• **SHORT TASK**:
Below are the records. List every line holding the word "name".
Start of DATASET EXTRACT
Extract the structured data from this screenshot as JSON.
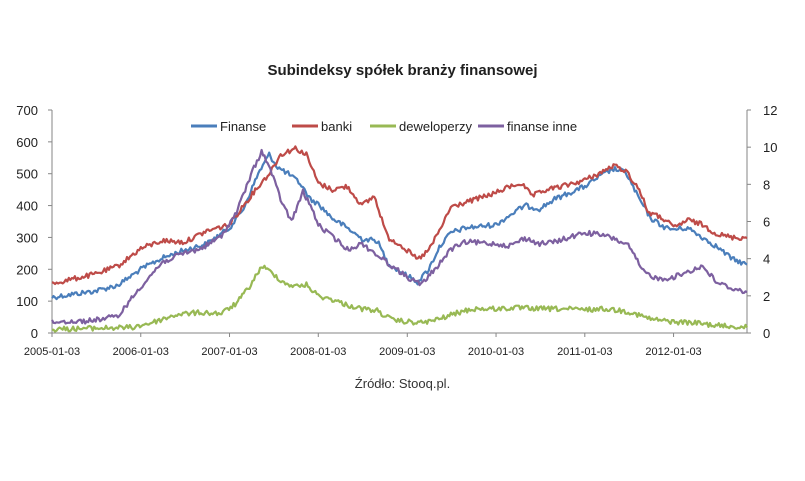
{
  "chart_data": {
    "type": "line",
    "title": "Subindeksy spółek branży finansowej",
    "source": "Źródło: Stooq.pl.",
    "xlabel": "",
    "ylabel": "",
    "x_ticks": [
      "2005-01-03",
      "2006-01-03",
      "2007-01-03",
      "2008-01-03",
      "2009-01-03",
      "2010-01-03",
      "2011-01-03",
      "2012-01-03"
    ],
    "y_left_ticks": [
      "0",
      "100",
      "200",
      "300",
      "400",
      "500",
      "600",
      "700"
    ],
    "y_right_ticks": [
      "0",
      "2",
      "4",
      "6",
      "8",
      "10",
      "12"
    ],
    "ylim_left": [
      0,
      700
    ],
    "ylim_right": [
      0,
      12
    ],
    "xlim": [
      "2005-01-03",
      "2012-10-31"
    ],
    "legend_position": "top-center",
    "grid": false,
    "series": [
      {
        "name": "Finanse",
        "axis": "left",
        "color": "#4a7ebb",
        "points": [
          [
            "2005-01-03",
            112
          ],
          [
            "2005-04-01",
            122
          ],
          [
            "2005-07-01",
            132
          ],
          [
            "2005-10-01",
            150
          ],
          [
            "2006-01-03",
            200
          ],
          [
            "2006-04-01",
            235
          ],
          [
            "2006-07-01",
            260
          ],
          [
            "2006-10-01",
            280
          ],
          [
            "2007-01-03",
            330
          ],
          [
            "2007-03-01",
            390
          ],
          [
            "2007-05-01",
            500
          ],
          [
            "2007-06-15",
            560
          ],
          [
            "2007-07-20",
            520
          ],
          [
            "2007-09-01",
            500
          ],
          [
            "2007-10-20",
            470
          ],
          [
            "2007-12-01",
            420
          ],
          [
            "2008-01-03",
            405
          ],
          [
            "2008-03-01",
            360
          ],
          [
            "2008-05-01",
            330
          ],
          [
            "2008-07-01",
            295
          ],
          [
            "2008-09-01",
            290
          ],
          [
            "2008-10-15",
            220
          ],
          [
            "2008-12-01",
            195
          ],
          [
            "2009-02-15",
            160
          ],
          [
            "2009-04-01",
            200
          ],
          [
            "2009-05-15",
            270
          ],
          [
            "2009-07-01",
            315
          ],
          [
            "2009-09-01",
            330
          ],
          [
            "2010-01-03",
            340
          ],
          [
            "2010-03-01",
            370
          ],
          [
            "2010-05-01",
            400
          ],
          [
            "2010-07-01",
            390
          ],
          [
            "2010-09-01",
            420
          ],
          [
            "2010-11-01",
            440
          ],
          [
            "2011-01-03",
            460
          ],
          [
            "2011-03-01",
            490
          ],
          [
            "2011-05-01",
            515
          ],
          [
            "2011-06-20",
            505
          ],
          [
            "2011-08-15",
            420
          ],
          [
            "2011-10-01",
            360
          ],
          [
            "2011-12-01",
            330
          ],
          [
            "2012-01-03",
            325
          ],
          [
            "2012-03-01",
            330
          ],
          [
            "2012-05-01",
            300
          ],
          [
            "2012-07-01",
            270
          ],
          [
            "2012-09-01",
            232
          ],
          [
            "2012-10-31",
            215
          ]
        ]
      },
      {
        "name": "banki",
        "axis": "left",
        "color": "#be4b48",
        "points": [
          [
            "2005-01-03",
            155
          ],
          [
            "2005-04-01",
            170
          ],
          [
            "2005-07-01",
            185
          ],
          [
            "2005-10-01",
            210
          ],
          [
            "2006-01-03",
            265
          ],
          [
            "2006-04-01",
            290
          ],
          [
            "2006-07-01",
            285
          ],
          [
            "2006-10-01",
            320
          ],
          [
            "2007-01-03",
            340
          ],
          [
            "2007-03-01",
            400
          ],
          [
            "2007-05-01",
            460
          ],
          [
            "2007-06-15",
            500
          ],
          [
            "2007-08-01",
            560
          ],
          [
            "2007-10-01",
            580
          ],
          [
            "2007-11-15",
            560
          ],
          [
            "2008-01-03",
            470
          ],
          [
            "2008-03-01",
            450
          ],
          [
            "2008-05-01",
            460
          ],
          [
            "2008-07-01",
            400
          ],
          [
            "2008-08-20",
            430
          ],
          [
            "2008-10-15",
            300
          ],
          [
            "2008-12-01",
            280
          ],
          [
            "2009-02-15",
            230
          ],
          [
            "2009-04-01",
            260
          ],
          [
            "2009-05-15",
            320
          ],
          [
            "2009-07-01",
            395
          ],
          [
            "2009-09-01",
            410
          ],
          [
            "2010-01-03",
            440
          ],
          [
            "2010-03-01",
            460
          ],
          [
            "2010-04-15",
            470
          ],
          [
            "2010-06-01",
            430
          ],
          [
            "2010-08-01",
            450
          ],
          [
            "2010-10-01",
            460
          ],
          [
            "2011-01-03",
            480
          ],
          [
            "2011-03-01",
            500
          ],
          [
            "2011-05-01",
            525
          ],
          [
            "2011-06-20",
            510
          ],
          [
            "2011-08-15",
            450
          ],
          [
            "2011-09-20",
            380
          ],
          [
            "2011-12-01",
            355
          ],
          [
            "2012-01-03",
            330
          ],
          [
            "2012-03-01",
            355
          ],
          [
            "2012-05-01",
            340
          ],
          [
            "2012-07-01",
            310
          ],
          [
            "2012-09-01",
            300
          ],
          [
            "2012-10-31",
            298
          ]
        ]
      },
      {
        "name": "deweloperzy",
        "axis": "right",
        "color": "#98b954",
        "points": [
          [
            "2005-01-03",
            0.2
          ],
          [
            "2005-06-01",
            0.25
          ],
          [
            "2005-12-01",
            0.3
          ],
          [
            "2006-03-01",
            0.6
          ],
          [
            "2006-06-01",
            1.0
          ],
          [
            "2006-09-01",
            1.1
          ],
          [
            "2006-12-01",
            1.05
          ],
          [
            "2007-02-01",
            1.6
          ],
          [
            "2007-04-01",
            2.6
          ],
          [
            "2007-05-15",
            3.6
          ],
          [
            "2007-07-01",
            3.2
          ],
          [
            "2007-08-15",
            2.7
          ],
          [
            "2007-10-01",
            2.5
          ],
          [
            "2007-11-15",
            2.6
          ],
          [
            "2008-01-03",
            2.0
          ],
          [
            "2008-03-01",
            1.8
          ],
          [
            "2008-05-01",
            1.5
          ],
          [
            "2008-07-01",
            1.3
          ],
          [
            "2008-09-01",
            1.2
          ],
          [
            "2008-11-01",
            0.7
          ],
          [
            "2009-01-03",
            0.6
          ],
          [
            "2009-03-01",
            0.55
          ],
          [
            "2009-05-01",
            0.7
          ],
          [
            "2009-08-01",
            1.1
          ],
          [
            "2009-10-01",
            1.3
          ],
          [
            "2010-01-03",
            1.3
          ],
          [
            "2010-04-01",
            1.35
          ],
          [
            "2010-07-01",
            1.3
          ],
          [
            "2010-10-01",
            1.3
          ],
          [
            "2011-01-03",
            1.25
          ],
          [
            "2011-04-01",
            1.3
          ],
          [
            "2011-07-01",
            1.15
          ],
          [
            "2011-10-01",
            0.75
          ],
          [
            "2012-01-03",
            0.6
          ],
          [
            "2012-04-01",
            0.55
          ],
          [
            "2012-07-01",
            0.4
          ],
          [
            "2012-10-31",
            0.3
          ]
        ]
      },
      {
        "name": "finanse inne",
        "axis": "right",
        "color": "#7d60a0",
        "points": [
          [
            "2005-01-03",
            0.6
          ],
          [
            "2005-06-01",
            0.65
          ],
          [
            "2005-10-01",
            0.9
          ],
          [
            "2006-01-03",
            2.5
          ],
          [
            "2006-04-01",
            3.8
          ],
          [
            "2006-07-01",
            4.3
          ],
          [
            "2006-09-01",
            4.5
          ],
          [
            "2006-12-01",
            5.2
          ],
          [
            "2007-02-01",
            6.5
          ],
          [
            "2007-04-01",
            8.5
          ],
          [
            "2007-05-15",
            9.8
          ],
          [
            "2007-06-20",
            8.8
          ],
          [
            "2007-08-01",
            7.2
          ],
          [
            "2007-09-15",
            6.0
          ],
          [
            "2007-11-01",
            7.6
          ],
          [
            "2007-12-15",
            6.5
          ],
          [
            "2008-01-03",
            5.8
          ],
          [
            "2008-03-01",
            5.2
          ],
          [
            "2008-05-01",
            4.5
          ],
          [
            "2008-07-01",
            4.8
          ],
          [
            "2008-09-01",
            4.2
          ],
          [
            "2008-11-01",
            3.6
          ],
          [
            "2009-01-03",
            3.0
          ],
          [
            "2009-03-01",
            2.6
          ],
          [
            "2009-05-01",
            3.5
          ],
          [
            "2009-07-01",
            4.5
          ],
          [
            "2009-09-01",
            4.9
          ],
          [
            "2010-01-03",
            4.8
          ],
          [
            "2010-03-01",
            4.7
          ],
          [
            "2010-05-01",
            5.1
          ],
          [
            "2010-07-01",
            4.8
          ],
          [
            "2010-09-01",
            4.9
          ],
          [
            "2011-01-03",
            5.4
          ],
          [
            "2011-03-01",
            5.3
          ],
          [
            "2011-05-01",
            5.1
          ],
          [
            "2011-07-01",
            4.7
          ],
          [
            "2011-09-01",
            3.3
          ],
          [
            "2011-11-01",
            2.9
          ],
          [
            "2012-01-03",
            3.0
          ],
          [
            "2012-03-01",
            3.3
          ],
          [
            "2012-05-01",
            3.6
          ],
          [
            "2012-07-01",
            2.7
          ],
          [
            "2012-09-01",
            2.4
          ],
          [
            "2012-10-31",
            2.2
          ]
        ]
      }
    ]
  }
}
End of DATASET EXTRACT
• **RESPONSE BELOW**:
        "name": "Finanse",
        "name": "banki",
        "name": "deweloperzy",
        "name": "finanse inne",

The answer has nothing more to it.